Lift every line from the entries that includes the word "邓小平故里".

## begin ITEMS

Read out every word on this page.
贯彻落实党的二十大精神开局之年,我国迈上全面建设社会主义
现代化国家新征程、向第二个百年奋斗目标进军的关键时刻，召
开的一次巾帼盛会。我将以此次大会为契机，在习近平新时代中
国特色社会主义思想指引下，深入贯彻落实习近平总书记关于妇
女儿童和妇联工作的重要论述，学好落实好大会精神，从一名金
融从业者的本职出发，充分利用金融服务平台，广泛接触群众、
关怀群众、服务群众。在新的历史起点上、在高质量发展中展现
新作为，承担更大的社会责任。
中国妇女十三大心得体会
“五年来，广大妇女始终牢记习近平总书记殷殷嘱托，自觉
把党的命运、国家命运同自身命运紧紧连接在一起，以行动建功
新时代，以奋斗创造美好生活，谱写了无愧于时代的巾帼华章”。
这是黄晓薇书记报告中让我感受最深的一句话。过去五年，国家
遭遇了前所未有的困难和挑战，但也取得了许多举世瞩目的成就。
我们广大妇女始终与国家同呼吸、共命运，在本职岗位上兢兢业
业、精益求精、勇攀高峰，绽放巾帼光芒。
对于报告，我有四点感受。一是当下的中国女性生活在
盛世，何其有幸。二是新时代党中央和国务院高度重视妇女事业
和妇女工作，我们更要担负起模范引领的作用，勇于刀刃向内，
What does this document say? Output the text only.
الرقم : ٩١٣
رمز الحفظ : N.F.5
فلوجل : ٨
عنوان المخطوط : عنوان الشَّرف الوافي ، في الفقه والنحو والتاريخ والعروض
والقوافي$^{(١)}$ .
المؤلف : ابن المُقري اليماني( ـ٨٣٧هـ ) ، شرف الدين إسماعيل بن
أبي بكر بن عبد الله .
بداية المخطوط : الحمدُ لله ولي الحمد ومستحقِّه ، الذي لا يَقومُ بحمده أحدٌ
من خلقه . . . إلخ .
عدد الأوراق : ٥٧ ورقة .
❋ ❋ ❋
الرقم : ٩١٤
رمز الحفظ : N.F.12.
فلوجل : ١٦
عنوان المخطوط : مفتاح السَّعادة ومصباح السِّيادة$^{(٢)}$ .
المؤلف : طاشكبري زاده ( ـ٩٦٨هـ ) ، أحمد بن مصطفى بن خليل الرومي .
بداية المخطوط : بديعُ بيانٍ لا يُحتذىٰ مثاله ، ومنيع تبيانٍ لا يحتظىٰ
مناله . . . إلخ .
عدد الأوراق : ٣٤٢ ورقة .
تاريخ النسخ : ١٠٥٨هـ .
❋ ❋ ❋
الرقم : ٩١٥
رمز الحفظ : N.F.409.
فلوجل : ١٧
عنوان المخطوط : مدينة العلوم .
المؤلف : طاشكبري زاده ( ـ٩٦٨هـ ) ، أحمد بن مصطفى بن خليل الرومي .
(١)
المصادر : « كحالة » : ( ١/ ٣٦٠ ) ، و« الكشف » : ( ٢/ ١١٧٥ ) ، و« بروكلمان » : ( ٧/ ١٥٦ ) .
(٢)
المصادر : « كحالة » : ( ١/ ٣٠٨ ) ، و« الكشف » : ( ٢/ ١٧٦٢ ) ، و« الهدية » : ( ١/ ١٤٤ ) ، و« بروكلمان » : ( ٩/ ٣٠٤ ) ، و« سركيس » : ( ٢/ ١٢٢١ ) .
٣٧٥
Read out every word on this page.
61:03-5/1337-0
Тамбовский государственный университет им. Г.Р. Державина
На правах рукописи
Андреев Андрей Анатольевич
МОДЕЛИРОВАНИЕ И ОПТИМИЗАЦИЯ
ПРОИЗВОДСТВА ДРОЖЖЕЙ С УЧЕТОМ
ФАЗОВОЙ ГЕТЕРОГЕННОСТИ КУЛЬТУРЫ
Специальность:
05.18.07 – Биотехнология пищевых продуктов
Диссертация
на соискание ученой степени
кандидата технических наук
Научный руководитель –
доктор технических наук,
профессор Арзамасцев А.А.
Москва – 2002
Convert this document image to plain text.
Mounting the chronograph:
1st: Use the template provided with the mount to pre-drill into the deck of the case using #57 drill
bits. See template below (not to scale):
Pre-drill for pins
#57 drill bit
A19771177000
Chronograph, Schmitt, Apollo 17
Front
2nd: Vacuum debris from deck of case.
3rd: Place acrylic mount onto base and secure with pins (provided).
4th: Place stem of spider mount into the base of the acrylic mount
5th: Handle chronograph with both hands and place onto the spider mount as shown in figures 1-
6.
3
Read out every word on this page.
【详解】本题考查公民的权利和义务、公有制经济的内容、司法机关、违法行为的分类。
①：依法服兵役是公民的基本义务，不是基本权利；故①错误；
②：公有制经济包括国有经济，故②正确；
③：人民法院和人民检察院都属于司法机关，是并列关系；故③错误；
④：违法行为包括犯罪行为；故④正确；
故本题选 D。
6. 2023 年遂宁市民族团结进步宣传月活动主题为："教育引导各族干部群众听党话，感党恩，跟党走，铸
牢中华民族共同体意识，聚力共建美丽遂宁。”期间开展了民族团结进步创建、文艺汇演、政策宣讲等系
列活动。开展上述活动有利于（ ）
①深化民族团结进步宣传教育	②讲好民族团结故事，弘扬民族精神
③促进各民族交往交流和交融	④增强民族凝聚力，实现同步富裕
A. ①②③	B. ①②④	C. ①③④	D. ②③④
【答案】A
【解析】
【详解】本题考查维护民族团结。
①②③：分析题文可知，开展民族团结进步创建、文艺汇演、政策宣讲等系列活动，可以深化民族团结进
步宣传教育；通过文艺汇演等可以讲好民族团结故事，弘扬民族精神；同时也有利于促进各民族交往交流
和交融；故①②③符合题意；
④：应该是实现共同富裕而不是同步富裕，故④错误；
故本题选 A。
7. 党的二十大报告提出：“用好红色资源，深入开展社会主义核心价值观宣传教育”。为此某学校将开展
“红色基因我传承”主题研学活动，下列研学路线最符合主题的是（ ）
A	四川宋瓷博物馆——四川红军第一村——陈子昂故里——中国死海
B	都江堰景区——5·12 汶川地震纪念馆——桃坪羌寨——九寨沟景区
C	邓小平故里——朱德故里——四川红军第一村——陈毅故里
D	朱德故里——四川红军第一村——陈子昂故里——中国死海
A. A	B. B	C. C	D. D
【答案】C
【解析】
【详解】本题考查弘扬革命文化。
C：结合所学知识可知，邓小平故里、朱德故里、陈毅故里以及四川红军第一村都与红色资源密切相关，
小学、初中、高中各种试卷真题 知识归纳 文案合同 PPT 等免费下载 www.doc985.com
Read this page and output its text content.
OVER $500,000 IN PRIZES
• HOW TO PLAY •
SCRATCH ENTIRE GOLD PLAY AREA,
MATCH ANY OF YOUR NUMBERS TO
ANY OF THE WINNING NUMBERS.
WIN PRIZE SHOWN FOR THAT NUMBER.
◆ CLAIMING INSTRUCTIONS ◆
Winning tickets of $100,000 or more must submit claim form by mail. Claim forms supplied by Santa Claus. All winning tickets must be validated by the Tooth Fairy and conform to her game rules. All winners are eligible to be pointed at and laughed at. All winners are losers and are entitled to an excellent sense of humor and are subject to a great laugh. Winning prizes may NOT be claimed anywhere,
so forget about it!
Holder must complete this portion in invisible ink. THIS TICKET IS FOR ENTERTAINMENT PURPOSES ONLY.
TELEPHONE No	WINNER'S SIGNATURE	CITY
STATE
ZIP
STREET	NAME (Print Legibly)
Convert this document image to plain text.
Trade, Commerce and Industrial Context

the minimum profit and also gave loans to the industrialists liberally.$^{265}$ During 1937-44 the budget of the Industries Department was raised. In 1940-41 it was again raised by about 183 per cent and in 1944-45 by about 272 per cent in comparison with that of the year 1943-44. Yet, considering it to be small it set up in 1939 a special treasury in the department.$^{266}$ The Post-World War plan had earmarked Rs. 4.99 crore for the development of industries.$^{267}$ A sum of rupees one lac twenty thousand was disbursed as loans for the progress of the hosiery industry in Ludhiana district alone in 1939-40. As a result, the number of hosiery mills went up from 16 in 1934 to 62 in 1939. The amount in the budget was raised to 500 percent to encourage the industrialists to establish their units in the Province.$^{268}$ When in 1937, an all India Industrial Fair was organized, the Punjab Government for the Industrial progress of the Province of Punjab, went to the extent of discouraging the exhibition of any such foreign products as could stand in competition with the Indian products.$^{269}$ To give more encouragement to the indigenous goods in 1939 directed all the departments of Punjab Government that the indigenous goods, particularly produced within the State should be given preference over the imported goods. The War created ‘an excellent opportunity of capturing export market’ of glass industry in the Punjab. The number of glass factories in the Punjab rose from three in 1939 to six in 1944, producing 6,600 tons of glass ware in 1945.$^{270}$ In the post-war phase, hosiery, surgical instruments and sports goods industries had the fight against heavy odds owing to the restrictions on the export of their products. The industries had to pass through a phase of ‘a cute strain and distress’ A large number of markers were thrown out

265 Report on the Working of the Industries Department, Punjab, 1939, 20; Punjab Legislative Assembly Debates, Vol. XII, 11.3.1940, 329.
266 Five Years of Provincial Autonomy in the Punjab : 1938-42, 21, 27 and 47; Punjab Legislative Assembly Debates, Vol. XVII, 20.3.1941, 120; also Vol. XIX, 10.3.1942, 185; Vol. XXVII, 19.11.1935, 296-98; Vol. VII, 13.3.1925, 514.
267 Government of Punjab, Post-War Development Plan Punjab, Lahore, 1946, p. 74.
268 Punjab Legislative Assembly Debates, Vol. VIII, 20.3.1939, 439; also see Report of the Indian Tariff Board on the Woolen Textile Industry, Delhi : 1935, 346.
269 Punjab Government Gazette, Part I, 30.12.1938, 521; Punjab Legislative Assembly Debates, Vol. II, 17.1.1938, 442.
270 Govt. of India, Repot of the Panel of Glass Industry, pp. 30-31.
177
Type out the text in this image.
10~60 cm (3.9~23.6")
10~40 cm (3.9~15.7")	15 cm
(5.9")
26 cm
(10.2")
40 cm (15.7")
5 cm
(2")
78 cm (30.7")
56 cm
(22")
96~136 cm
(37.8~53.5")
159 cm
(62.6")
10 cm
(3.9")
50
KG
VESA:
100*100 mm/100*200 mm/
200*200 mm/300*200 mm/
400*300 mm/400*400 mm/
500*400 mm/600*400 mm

## end ITEMS

▶ **RESULT FOR THIS EXERCISE**:
C	邓小平故里——朱德故里——四川红军第一村——陈毅故里
C：结合所学知识可知，邓小平故里、朱德故里、陈毅故里以及四川红军第一村都与红色资源密切相关，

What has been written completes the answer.